§ Exercise objective
Reply with one number only, the count of lines holding the string "Resolução".

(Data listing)
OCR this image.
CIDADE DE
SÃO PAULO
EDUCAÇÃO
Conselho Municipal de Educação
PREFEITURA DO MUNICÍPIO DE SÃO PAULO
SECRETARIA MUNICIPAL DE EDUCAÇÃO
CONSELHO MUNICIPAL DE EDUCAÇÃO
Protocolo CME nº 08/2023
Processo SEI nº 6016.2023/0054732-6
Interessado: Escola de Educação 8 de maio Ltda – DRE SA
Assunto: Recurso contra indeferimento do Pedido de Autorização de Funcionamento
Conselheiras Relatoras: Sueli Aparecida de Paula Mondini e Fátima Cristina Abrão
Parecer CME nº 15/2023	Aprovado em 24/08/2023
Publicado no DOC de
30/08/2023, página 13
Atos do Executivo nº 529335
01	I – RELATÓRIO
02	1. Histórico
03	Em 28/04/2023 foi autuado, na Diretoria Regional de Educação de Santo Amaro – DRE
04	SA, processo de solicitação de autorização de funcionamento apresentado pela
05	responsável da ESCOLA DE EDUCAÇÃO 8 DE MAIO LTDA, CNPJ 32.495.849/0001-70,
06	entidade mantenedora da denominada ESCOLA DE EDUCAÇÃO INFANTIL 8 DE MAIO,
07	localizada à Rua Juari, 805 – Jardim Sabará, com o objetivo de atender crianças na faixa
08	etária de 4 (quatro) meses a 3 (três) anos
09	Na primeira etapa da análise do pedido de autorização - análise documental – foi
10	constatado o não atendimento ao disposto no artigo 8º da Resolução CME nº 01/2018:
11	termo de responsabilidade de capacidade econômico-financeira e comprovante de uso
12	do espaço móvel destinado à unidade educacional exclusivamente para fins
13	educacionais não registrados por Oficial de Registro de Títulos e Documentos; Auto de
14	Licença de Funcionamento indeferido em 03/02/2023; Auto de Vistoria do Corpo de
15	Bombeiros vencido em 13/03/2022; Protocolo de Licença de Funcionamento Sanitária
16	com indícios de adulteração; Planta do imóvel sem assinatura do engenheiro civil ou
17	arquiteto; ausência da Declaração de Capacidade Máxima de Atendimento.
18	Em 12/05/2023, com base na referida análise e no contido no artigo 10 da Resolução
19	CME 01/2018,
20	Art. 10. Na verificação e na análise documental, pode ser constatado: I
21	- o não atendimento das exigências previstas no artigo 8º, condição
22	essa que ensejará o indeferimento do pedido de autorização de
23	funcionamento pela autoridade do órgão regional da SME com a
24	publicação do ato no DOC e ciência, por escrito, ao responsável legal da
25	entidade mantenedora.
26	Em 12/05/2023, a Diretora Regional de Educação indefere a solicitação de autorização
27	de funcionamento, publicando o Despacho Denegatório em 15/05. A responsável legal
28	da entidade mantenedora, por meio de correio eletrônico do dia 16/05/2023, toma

§ Solution
2